• [YOUR GOAL] Write out all of the data exactly as it appears.

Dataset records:
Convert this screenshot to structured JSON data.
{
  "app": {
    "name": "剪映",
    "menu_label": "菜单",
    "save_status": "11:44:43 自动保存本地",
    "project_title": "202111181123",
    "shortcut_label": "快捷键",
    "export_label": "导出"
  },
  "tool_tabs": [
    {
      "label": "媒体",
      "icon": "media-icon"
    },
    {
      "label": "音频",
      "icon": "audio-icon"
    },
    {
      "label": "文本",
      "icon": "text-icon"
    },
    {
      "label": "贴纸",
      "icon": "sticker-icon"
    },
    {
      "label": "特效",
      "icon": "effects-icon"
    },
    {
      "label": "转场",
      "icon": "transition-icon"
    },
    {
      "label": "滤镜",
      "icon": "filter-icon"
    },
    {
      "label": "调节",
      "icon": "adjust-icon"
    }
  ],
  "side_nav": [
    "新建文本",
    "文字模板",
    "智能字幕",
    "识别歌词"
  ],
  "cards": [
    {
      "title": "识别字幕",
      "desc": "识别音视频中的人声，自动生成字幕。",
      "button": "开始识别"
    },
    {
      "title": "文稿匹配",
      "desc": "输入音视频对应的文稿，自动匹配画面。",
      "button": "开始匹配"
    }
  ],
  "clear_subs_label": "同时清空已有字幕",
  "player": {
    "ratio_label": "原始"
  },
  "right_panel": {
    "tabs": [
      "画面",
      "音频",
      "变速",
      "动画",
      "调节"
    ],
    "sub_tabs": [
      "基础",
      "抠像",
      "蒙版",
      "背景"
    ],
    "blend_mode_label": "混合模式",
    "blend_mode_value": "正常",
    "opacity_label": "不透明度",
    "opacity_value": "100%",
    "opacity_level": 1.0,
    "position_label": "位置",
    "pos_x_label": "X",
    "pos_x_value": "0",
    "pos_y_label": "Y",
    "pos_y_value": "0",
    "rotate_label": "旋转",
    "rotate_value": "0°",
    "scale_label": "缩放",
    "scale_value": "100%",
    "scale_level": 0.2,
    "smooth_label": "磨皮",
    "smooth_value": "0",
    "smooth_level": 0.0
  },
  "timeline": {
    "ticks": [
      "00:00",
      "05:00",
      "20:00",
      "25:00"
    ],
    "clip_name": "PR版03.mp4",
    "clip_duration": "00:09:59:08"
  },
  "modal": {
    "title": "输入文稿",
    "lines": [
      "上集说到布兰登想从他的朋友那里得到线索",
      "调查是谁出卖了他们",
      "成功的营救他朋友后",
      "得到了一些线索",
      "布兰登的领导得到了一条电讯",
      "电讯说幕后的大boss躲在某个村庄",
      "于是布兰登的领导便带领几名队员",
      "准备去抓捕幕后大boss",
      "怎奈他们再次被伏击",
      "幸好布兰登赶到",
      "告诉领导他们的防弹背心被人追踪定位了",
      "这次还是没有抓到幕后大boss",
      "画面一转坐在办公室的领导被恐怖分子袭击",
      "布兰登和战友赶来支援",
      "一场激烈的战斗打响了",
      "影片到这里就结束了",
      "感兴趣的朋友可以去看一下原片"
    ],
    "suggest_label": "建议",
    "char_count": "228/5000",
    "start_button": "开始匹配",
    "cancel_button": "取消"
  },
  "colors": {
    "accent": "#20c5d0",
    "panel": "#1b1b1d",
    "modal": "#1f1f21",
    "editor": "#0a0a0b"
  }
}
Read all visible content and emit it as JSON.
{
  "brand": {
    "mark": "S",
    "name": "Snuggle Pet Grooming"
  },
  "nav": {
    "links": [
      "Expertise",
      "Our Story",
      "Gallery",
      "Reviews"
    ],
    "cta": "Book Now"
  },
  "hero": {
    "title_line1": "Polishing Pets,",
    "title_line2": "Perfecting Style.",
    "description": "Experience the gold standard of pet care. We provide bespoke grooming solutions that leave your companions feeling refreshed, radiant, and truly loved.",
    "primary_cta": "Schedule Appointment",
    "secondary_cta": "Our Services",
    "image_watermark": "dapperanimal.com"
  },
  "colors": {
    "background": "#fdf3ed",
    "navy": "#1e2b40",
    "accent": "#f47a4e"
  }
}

• [RESULT]
Convert this screenshot to structured JSON data.
{
  "app": {
    "name": "剪映",
    "menu_label": "菜单",
    "save_status": "11:44:43 自动保存本地",
    "project_title": "202111181123",
    "shortcut_label": "快捷键",
    "export_label": "导出"
  },
  "tool_tabs": [
    {
      "label": "媒体",
      "icon": "media-icon"
    },
    {
      "label": "音频",
      "icon": "audio-icon"
    },
    {
      "label": "文本",
      "icon": "text-icon"
    },
    {
      "label": "贴纸",
      "icon": "sticker-icon"
    },
    {
      "label": "特效",
      "icon": "effects-icon"
    },
    {
      "label": "转场",
      "icon": "transition-icon"
    },
    {
      "label": "滤镜",
      "icon": "filter-icon"
    },
    {
      "label": "调节",
      "icon": "adjust-icon"
    }
  ],
  "side_nav": [
    "新建文本",
    "文字模板",
    "智能字幕",
    "识别歌词"
  ],
  "cards": [
    {
      "title": "识别字幕",
      "desc": "识别音视频中的人声，自动生成字幕。",
      "button": "开始识别"
    },
    {
      "title": "文稿匹配",
      "desc": "输入音视频对应的文稿，自动匹配画面。",
      "button": "开始匹配"
    }
  ],
  "clear_subs_label": "同时清空已有字幕",
  "player": {
    "ratio_label": "原始"
  },
  "right_panel": {
    "tabs": [
      "画面",
      "音频",
      "变速",
      "动画",
      "调节"
    ],
    "sub_tabs": [
      "基础",
      "抠像",
      "蒙版",
      "背景"
    ],
    "blend_mode_label": "混合模式",
    "blend_mode_value": "正常",
    "opacity_label": "不透明度",
    "opacity_value": "100%",
    "opacity_level": 1.0,
    "position_label": "位置",
    "pos_x_label": "X",
    "pos_x_value": "0",
    "pos_y_label": "Y",
    "pos_y_value": "0",
    "rotate_label": "旋转",
    "rotate_value": "0°",
    "scale_label": "缩放",
    "scale_value": "100%",
    "scale_level": 0.2,
    "smooth_label": "磨皮",
    "smooth_value": "0",
    "smooth_level": 0.0
  },
  "timeline": {
    "ticks": [
      "00:00",
      "05:00",
      "20:00",
      "25:00"
    ],
    "clip_name": "PR版03.mp4",
    "clip_duration": "00:09:59:08"
  },
  "modal": {
    "title": "输入文稿",
    "lines": [
      "上集说到布兰登想从他的朋友那里得到线索",
      "调查是谁出卖了他们",
      "成功的营救他朋友后",
      "得到了一些线索",
      "布兰登的领导得到了一条电讯",
      "电讯说幕后的大boss躲在某个村庄",
      "于是布兰登的领导便带领几名队员",
      "准备去抓捕幕后大boss",
      "怎奈他们再次被伏击",
      "幸好布兰登赶到",
      "告诉领导他们的防弹背心被人追踪定位了",
      "这次还是没有抓到幕后大boss",
      "画面一转坐在办公室的领导被恐怖分子袭击",
      "布兰登和战友赶来支援",
      "一场激烈的战斗打响了",
      "影片到这里就结束了",
      "感兴趣的朋友可以去看一下原片"
    ],
    "suggest_label": "建议",
    "char_count": "228/5000",
    "start_button": "开始匹配",
    "cancel_button": "取消"
  },
  "colors": {
    "accent": "#20c5d0",
    "panel": "#1b1b1d",
    "modal": "#1f1f21",
    "editor": "#0a0a0b"
  }
}
Read all visible content and emit it as JSON.
{
  "brand": {
    "mark": "S",
    "name": "Snuggle Pet Grooming"
  },
  "nav": {
    "links": [
      "Expertise",
      "Our Story",
      "Gallery",
      "Reviews"
    ],
    "cta": "Book Now"
  },
  "hero": {
    "title_line1": "Polishing Pets,",
    "title_line2": "Perfecting Style.",
    "description": "Experience the gold standard of pet care. We provide bespoke grooming solutions that leave your companions feeling refreshed, radiant, and truly loved.",
    "primary_cta": "Schedule Appointment",
    "secondary_cta": "Our Services",
    "image_watermark": "dapperanimal.com"
  },
  "colors": {
    "background": "#fdf3ed",
    "navy": "#1e2b40",
    "accent": "#f47a4e"
  }
}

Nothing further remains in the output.